[YOUR INSTRUCTIONS]: Gather every line of the entries that includes the word "allocated".

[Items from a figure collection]
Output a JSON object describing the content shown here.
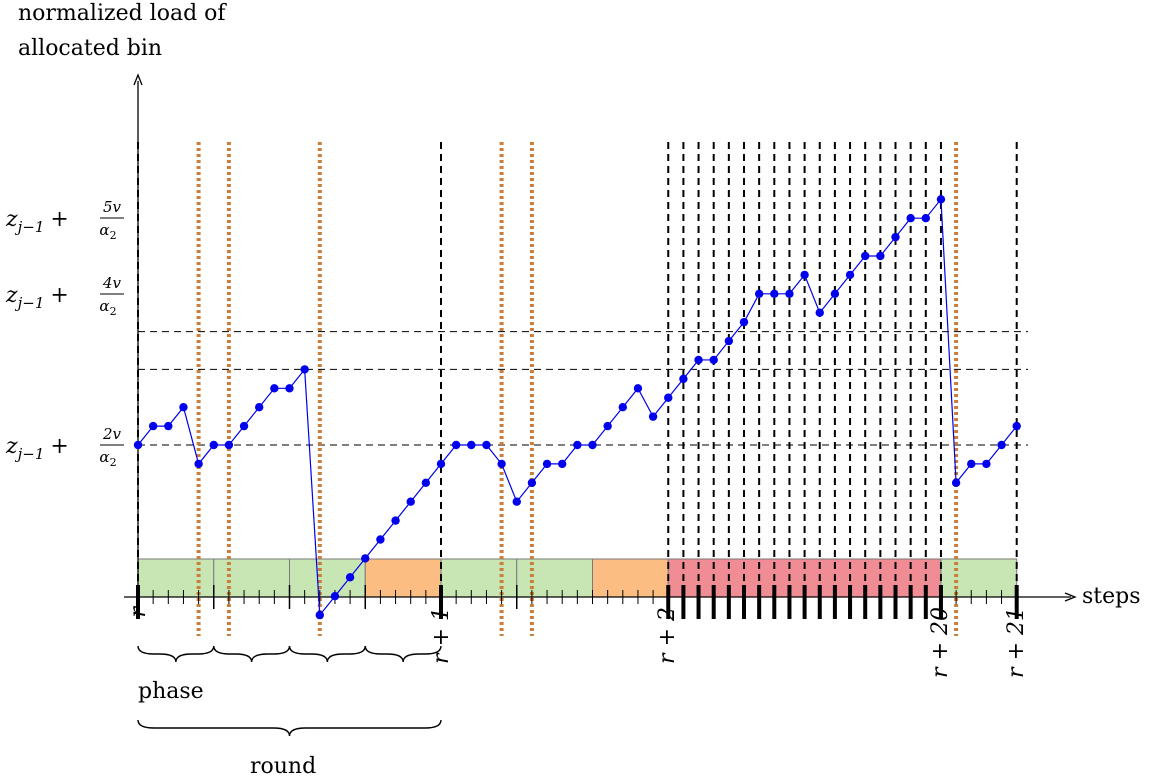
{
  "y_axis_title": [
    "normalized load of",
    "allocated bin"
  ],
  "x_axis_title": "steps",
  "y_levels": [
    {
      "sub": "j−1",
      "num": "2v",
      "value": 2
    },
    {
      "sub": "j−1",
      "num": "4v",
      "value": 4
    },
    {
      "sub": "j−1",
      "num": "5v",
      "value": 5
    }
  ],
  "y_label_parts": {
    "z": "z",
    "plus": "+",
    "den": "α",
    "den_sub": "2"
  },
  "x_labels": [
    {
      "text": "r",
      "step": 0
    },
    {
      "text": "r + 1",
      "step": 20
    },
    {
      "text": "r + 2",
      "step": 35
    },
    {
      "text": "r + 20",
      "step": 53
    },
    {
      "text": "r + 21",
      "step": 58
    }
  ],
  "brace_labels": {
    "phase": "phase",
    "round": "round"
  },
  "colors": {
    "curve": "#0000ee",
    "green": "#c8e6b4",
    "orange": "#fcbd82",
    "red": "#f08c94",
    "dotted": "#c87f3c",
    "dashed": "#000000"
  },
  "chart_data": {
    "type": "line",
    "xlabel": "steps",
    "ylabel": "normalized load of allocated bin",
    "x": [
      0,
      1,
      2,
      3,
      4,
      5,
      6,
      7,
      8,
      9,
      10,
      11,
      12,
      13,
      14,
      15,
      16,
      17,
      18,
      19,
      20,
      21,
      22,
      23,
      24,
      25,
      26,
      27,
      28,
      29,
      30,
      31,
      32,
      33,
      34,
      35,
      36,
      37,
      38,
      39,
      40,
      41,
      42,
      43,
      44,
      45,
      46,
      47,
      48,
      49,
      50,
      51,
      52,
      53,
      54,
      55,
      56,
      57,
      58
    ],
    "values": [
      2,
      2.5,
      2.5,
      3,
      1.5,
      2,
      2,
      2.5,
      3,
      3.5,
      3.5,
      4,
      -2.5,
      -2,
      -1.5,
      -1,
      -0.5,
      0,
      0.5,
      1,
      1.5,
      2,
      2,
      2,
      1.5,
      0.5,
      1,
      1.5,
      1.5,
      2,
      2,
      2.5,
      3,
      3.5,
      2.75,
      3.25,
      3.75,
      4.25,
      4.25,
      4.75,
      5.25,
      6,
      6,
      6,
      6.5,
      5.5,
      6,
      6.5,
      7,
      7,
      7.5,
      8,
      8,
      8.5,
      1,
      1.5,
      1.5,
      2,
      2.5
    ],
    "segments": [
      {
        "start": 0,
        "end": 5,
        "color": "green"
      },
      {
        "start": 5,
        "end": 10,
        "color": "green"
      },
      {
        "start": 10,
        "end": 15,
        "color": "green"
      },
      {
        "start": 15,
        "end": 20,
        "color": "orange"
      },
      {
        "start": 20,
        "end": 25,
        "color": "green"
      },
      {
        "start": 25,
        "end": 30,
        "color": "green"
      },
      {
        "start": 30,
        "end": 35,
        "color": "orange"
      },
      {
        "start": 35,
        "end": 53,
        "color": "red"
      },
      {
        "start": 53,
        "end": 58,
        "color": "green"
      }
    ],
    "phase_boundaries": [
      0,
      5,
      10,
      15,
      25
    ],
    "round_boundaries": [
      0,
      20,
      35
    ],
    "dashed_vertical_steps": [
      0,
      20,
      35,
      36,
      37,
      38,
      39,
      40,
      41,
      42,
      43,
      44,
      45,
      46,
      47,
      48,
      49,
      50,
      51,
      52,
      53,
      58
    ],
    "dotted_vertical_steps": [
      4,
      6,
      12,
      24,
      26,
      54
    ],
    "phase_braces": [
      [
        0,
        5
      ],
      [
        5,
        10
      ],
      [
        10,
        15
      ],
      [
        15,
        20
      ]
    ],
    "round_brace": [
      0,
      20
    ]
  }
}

[FULL RESPONSE]:
    "allocated bin"
    "ylabel": "normalized load of allocated bin",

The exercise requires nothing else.